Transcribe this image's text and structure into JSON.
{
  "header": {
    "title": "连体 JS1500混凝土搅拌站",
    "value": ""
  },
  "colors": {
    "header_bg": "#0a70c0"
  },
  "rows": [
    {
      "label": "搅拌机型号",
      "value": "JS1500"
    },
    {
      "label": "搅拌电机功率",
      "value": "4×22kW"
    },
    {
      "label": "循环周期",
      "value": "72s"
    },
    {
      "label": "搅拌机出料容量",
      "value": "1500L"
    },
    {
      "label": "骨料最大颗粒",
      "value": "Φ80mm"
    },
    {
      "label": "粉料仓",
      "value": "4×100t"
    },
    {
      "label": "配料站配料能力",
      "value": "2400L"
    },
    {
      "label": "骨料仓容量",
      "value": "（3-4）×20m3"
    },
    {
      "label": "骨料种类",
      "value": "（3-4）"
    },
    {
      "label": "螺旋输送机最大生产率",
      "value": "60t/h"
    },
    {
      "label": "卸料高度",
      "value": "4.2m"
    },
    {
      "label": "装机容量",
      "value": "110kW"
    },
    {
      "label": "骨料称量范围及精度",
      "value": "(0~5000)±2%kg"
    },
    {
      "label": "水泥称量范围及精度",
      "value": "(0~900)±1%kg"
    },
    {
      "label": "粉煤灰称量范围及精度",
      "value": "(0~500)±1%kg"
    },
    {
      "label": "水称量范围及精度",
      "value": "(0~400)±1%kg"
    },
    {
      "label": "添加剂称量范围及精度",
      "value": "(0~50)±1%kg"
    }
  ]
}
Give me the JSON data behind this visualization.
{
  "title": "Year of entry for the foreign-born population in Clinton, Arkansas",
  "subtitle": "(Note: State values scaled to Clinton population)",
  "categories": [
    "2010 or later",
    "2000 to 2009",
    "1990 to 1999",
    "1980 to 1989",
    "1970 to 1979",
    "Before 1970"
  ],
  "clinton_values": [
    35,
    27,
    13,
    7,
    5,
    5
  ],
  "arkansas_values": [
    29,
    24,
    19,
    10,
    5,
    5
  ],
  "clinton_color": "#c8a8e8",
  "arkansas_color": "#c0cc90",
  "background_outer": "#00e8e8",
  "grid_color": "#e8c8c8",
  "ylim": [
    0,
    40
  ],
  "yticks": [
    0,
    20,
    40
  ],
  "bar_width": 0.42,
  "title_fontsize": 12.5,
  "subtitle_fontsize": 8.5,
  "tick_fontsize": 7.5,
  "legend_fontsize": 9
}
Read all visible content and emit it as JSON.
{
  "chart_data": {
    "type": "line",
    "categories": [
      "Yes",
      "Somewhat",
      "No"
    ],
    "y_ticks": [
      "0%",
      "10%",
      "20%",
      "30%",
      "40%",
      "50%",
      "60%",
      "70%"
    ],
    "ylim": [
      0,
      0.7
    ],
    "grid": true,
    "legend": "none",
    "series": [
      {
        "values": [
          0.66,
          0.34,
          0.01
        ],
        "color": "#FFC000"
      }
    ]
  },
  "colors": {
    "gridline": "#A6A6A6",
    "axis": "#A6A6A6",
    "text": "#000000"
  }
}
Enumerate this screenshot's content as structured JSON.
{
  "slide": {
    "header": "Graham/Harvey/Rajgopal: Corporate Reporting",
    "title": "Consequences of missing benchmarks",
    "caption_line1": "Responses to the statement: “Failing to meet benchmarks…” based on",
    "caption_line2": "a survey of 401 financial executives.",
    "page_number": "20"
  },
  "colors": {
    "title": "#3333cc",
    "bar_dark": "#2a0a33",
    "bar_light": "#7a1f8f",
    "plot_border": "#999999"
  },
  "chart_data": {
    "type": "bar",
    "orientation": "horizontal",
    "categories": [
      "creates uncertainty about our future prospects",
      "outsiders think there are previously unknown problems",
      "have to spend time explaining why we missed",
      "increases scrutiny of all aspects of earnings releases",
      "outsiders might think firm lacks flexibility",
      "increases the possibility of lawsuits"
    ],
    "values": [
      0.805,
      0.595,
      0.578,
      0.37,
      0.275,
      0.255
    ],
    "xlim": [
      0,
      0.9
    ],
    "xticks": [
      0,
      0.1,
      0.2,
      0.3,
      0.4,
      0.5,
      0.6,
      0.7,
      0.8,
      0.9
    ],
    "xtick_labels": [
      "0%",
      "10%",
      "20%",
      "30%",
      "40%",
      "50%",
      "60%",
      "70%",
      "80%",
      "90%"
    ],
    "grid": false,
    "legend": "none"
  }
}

━━━━━━━━━━━━━━━━

What to do: Repeat the records exactly, including every line.

Full response:
Transcribe this image's text and structure into JSON.
{
  "header": {
    "title": "连体 JS1500混凝土搅拌站",
    "value": ""
  },
  "colors": {
    "header_bg": "#0a70c0"
  },
  "rows": [
    {
      "label": "搅拌机型号",
      "value": "JS1500"
    },
    {
      "label": "搅拌电机功率",
      "value": "4×22kW"
    },
    {
      "label": "循环周期",
      "value": "72s"
    },
    {
      "label": "搅拌机出料容量",
      "value": "1500L"
    },
    {
      "label": "骨料最大颗粒",
      "value": "Φ80mm"
    },
    {
      "label": "粉料仓",
      "value": "4×100t"
    },
    {
      "label": "配料站配料能力",
      "value": "2400L"
    },
    {
      "label": "骨料仓容量",
      "value": "（3-4）×20m3"
    },
    {
      "label": "骨料种类",
      "value": "（3-4）"
    },
    {
      "label": "螺旋输送机最大生产率",
      "value": "60t/h"
    },
    {
      "label": "卸料高度",
      "value": "4.2m"
    },
    {
      "label": "装机容量",
      "value": "110kW"
    },
    {
      "label": "骨料称量范围及精度",
      "value": "(0~5000)±2%kg"
    },
    {
      "label": "水泥称量范围及精度",
      "value": "(0~900)±1%kg"
    },
    {
      "label": "粉煤灰称量范围及精度",
      "value": "(0~500)±1%kg"
    },
    {
      "label": "水称量范围及精度",
      "value": "(0~400)±1%kg"
    },
    {
      "label": "添加剂称量范围及精度",
      "value": "(0~50)±1%kg"
    }
  ]
}
Give me the JSON data behind this visualization.
{
  "title": "Year of entry for the foreign-born population in Clinton, Arkansas",
  "subtitle": "(Note: State values scaled to Clinton population)",
  "categories": [
    "2010 or later",
    "2000 to 2009",
    "1990 to 1999",
    "1980 to 1989",
    "1970 to 1979",
    "Before 1970"
  ],
  "clinton_values": [
    35,
    27,
    13,
    7,
    5,
    5
  ],
  "arkansas_values": [
    29,
    24,
    19,
    10,
    5,
    5
  ],
  "clinton_color": "#c8a8e8",
  "arkansas_color": "#c0cc90",
  "background_outer": "#00e8e8",
  "grid_color": "#e8c8c8",
  "ylim": [
    0,
    40
  ],
  "yticks": [
    0,
    20,
    40
  ],
  "bar_width": 0.42,
  "title_fontsize": 12.5,
  "subtitle_fontsize": 8.5,
  "tick_fontsize": 7.5,
  "legend_fontsize": 9
}
Read all visible content and emit it as JSON.
{
  "chart_data": {
    "type": "line",
    "categories": [
      "Yes",
      "Somewhat",
      "No"
    ],
    "y_ticks": [
      "0%",
      "10%",
      "20%",
      "30%",
      "40%",
      "50%",
      "60%",
      "70%"
    ],
    "ylim": [
      0,
      0.7
    ],
    "grid": true,
    "legend": "none",
    "series": [
      {
        "values": [
          0.66,
          0.34,
          0.01
        ],
        "color": "#FFC000"
      }
    ]
  },
  "colors": {
    "gridline": "#A6A6A6",
    "axis": "#A6A6A6",
    "text": "#000000"
  }
}
Enumerate this screenshot's content as structured JSON.
{
  "slide": {
    "header": "Graham/Harvey/Rajgopal: Corporate Reporting",
    "title": "Consequences of missing benchmarks",
    "caption_line1": "Responses to the statement: “Failing to meet benchmarks…” based on",
    "caption_line2": "a survey of 401 financial executives.",
    "page_number": "20"
  },
  "colors": {
    "title": "#3333cc",
    "bar_dark": "#2a0a33",
    "bar_light": "#7a1f8f",
    "plot_border": "#999999"
  },
  "chart_data": {
    "type": "bar",
    "orientation": "horizontal",
    "categories": [
      "creates uncertainty about our future prospects",
      "outsiders think there are previously unknown problems",
      "have to spend time explaining why we missed",
      "increases scrutiny of all aspects of earnings releases",
      "outsiders might think firm lacks flexibility",
      "increases the possibility of lawsuits"
    ],
    "values": [
      0.805,
      0.595,
      0.578,
      0.37,
      0.275,
      0.255
    ],
    "xlim": [
      0,
      0.9
    ],
    "xticks": [
      0,
      0.1,
      0.2,
      0.3,
      0.4,
      0.5,
      0.6,
      0.7,
      0.8,
      0.9
    ],
    "xtick_labels": [
      "0%",
      "10%",
      "20%",
      "30%",
      "40%",
      "50%",
      "60%",
      "70%",
      "80%",
      "90%"
    ],
    "grid": false,
    "legend": "none"
  }
}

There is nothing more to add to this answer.